**Written instruction:** Search the data below for the string "right". Extract every line that contains it.

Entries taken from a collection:
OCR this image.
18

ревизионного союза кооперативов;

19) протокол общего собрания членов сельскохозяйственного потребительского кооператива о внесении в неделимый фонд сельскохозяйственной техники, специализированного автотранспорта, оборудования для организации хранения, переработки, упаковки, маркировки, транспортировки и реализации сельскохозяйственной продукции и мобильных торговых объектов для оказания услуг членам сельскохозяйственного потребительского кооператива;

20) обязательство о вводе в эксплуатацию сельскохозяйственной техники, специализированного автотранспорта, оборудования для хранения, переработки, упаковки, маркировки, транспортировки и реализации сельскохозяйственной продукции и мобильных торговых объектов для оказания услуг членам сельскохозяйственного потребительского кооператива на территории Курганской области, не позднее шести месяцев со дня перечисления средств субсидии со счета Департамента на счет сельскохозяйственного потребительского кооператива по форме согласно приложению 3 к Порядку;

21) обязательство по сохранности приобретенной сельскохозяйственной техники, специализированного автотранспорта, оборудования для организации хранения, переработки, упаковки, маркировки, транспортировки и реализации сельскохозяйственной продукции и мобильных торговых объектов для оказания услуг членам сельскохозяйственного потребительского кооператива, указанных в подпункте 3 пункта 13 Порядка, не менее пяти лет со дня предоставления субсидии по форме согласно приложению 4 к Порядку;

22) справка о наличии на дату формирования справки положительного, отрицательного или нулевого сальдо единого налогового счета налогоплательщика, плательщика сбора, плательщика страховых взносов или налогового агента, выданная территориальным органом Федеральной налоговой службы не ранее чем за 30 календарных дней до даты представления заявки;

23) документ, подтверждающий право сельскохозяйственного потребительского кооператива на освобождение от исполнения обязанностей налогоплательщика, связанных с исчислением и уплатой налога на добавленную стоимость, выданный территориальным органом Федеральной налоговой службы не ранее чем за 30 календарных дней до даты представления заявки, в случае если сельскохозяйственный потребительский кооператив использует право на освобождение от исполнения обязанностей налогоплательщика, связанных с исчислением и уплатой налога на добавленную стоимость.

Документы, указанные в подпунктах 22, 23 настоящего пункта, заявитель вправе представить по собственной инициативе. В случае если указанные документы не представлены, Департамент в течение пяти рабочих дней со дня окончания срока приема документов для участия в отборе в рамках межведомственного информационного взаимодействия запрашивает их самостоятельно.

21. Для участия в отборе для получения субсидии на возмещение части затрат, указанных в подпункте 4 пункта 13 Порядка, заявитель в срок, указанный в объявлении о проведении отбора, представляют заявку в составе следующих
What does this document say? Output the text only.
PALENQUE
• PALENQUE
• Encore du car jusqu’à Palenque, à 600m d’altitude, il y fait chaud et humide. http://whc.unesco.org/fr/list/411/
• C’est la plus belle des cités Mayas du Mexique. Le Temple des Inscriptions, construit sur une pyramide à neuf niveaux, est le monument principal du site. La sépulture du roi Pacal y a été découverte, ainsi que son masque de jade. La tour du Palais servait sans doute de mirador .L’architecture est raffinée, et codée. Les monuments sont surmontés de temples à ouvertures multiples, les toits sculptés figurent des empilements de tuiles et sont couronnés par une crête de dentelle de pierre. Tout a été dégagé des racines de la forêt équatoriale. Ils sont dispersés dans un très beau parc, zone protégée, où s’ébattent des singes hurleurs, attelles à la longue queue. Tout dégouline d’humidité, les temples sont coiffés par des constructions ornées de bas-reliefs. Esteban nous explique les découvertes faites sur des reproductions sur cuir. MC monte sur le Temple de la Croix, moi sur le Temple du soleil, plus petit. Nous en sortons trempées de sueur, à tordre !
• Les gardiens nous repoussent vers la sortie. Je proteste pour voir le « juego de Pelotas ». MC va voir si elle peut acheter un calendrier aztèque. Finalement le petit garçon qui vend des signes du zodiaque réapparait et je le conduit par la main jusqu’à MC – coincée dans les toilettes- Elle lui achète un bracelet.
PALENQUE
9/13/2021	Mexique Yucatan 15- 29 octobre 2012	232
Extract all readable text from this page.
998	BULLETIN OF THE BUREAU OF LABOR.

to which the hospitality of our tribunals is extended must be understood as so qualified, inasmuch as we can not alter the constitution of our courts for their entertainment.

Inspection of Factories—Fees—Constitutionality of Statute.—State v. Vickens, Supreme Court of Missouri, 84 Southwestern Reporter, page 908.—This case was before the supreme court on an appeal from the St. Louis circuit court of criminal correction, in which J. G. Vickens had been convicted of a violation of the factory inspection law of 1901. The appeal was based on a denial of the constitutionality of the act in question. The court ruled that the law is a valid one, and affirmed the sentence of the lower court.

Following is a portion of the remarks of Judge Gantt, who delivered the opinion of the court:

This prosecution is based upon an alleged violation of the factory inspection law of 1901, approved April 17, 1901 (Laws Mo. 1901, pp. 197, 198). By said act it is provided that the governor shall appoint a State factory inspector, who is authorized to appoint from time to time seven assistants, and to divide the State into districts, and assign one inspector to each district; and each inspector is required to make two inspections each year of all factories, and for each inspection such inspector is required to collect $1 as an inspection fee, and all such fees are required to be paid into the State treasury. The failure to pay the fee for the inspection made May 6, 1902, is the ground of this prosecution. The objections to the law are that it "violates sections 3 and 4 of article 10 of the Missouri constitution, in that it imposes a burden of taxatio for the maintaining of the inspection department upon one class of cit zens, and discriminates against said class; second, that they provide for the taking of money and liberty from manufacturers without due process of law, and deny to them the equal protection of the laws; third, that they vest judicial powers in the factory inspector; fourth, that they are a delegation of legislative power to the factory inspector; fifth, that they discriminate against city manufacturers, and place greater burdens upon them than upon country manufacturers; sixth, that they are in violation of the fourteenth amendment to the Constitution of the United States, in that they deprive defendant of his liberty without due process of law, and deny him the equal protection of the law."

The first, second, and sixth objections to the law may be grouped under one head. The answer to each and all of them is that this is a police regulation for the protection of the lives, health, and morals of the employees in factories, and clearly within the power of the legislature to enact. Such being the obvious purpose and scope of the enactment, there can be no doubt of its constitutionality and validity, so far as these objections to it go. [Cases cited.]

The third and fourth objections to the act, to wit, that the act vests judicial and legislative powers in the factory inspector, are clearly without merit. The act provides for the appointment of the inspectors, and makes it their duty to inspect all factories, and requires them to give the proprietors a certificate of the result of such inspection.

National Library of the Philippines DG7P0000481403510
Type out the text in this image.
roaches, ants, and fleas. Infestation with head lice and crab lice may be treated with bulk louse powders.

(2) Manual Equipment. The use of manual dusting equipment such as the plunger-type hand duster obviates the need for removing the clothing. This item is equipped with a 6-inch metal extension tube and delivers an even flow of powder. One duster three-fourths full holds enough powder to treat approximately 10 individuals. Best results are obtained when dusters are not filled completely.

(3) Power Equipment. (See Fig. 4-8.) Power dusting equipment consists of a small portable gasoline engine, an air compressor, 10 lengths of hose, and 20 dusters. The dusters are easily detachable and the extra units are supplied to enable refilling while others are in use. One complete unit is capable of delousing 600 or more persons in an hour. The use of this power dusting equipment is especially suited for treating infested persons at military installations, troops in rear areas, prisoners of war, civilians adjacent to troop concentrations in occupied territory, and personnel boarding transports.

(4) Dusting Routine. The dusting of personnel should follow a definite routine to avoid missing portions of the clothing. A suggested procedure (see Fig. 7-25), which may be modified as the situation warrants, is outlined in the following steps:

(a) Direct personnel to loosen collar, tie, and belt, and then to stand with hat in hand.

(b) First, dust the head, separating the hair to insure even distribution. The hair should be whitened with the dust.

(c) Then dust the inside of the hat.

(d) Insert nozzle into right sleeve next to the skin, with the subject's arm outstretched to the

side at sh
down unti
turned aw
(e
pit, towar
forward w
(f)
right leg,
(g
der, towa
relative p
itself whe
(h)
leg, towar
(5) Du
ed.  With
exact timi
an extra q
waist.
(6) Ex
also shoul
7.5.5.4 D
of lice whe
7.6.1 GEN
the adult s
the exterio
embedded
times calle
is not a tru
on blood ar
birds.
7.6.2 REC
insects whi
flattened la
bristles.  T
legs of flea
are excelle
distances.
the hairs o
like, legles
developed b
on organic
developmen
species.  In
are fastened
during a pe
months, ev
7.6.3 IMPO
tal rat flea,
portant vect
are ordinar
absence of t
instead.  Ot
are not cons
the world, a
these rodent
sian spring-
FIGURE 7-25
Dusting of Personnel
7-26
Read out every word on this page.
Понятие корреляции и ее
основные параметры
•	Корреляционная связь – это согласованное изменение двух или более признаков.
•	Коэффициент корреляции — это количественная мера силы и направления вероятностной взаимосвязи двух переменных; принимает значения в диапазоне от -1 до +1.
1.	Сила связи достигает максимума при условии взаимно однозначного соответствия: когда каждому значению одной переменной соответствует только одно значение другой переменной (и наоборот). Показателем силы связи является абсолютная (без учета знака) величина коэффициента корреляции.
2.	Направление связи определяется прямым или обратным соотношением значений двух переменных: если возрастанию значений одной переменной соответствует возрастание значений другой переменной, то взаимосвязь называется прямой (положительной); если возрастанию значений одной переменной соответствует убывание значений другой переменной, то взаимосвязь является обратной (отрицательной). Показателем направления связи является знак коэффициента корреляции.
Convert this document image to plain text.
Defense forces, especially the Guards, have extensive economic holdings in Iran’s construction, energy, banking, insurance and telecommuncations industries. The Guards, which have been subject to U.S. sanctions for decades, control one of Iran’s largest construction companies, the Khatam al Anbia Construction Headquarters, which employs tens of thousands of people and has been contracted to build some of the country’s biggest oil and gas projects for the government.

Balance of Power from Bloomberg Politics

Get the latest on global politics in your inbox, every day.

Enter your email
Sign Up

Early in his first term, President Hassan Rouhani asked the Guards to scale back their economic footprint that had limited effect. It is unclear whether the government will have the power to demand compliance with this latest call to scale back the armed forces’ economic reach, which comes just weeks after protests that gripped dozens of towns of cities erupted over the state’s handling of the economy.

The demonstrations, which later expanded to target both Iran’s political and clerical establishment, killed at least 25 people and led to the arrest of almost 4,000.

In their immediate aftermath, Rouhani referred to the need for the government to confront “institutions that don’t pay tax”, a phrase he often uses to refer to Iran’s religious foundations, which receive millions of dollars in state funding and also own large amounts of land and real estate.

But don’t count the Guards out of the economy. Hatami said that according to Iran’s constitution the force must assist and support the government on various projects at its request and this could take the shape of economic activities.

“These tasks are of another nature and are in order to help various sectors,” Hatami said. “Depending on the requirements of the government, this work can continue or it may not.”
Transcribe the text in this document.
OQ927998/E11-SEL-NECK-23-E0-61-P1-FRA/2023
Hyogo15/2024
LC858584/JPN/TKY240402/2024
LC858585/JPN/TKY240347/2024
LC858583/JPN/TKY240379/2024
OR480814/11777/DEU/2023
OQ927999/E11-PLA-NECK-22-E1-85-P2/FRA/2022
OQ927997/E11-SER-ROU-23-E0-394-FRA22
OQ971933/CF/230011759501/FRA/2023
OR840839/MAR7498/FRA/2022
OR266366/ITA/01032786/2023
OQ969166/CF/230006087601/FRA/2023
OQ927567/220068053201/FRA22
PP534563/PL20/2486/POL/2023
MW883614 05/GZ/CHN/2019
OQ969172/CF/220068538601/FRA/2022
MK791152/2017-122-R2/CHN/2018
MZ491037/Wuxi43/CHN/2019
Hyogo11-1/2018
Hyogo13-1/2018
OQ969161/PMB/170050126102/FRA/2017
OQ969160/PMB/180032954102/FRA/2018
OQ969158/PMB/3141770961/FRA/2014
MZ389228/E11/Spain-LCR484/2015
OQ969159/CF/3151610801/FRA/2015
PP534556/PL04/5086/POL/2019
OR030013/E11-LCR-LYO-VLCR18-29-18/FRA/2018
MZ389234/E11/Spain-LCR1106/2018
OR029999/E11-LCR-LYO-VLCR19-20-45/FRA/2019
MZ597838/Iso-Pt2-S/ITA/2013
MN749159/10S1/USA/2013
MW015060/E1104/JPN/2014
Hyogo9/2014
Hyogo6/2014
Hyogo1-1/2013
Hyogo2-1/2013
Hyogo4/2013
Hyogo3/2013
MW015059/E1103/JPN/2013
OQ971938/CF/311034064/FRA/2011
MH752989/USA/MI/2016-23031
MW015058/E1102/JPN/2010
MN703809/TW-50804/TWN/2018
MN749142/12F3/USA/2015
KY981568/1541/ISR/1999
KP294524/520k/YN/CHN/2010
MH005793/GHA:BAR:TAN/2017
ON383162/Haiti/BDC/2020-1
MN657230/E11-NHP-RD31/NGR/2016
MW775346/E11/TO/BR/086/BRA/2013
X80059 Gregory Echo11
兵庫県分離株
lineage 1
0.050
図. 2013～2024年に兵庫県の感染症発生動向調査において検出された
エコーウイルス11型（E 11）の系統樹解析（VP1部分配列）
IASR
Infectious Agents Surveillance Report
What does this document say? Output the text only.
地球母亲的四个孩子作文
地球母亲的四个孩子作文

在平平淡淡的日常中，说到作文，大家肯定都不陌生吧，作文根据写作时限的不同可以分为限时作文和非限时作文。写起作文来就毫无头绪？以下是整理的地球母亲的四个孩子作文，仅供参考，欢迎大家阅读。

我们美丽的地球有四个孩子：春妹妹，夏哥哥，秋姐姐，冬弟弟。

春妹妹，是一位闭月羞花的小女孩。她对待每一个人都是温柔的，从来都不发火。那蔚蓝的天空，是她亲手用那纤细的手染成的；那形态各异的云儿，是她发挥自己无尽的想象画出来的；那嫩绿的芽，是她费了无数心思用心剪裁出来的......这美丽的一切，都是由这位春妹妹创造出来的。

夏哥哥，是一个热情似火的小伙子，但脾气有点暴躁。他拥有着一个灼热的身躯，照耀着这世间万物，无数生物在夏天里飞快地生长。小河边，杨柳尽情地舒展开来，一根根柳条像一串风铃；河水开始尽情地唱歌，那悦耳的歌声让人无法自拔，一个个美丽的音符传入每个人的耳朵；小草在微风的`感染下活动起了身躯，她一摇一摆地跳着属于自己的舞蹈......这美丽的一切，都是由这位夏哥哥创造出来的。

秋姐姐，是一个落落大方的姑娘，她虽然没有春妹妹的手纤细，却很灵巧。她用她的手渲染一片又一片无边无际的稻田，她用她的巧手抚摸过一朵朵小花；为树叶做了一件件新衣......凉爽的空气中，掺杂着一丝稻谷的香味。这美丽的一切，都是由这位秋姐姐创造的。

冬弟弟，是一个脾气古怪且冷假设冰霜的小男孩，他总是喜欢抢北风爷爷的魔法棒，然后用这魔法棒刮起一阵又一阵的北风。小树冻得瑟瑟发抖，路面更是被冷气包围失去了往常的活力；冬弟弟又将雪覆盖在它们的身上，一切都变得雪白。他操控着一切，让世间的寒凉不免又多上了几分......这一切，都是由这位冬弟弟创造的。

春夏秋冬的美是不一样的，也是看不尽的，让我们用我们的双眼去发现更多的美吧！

**Solved exercise:**
(d) Insert nozzle into right sleeve next to the skin, with the subject's arm outstretched to the
right leg,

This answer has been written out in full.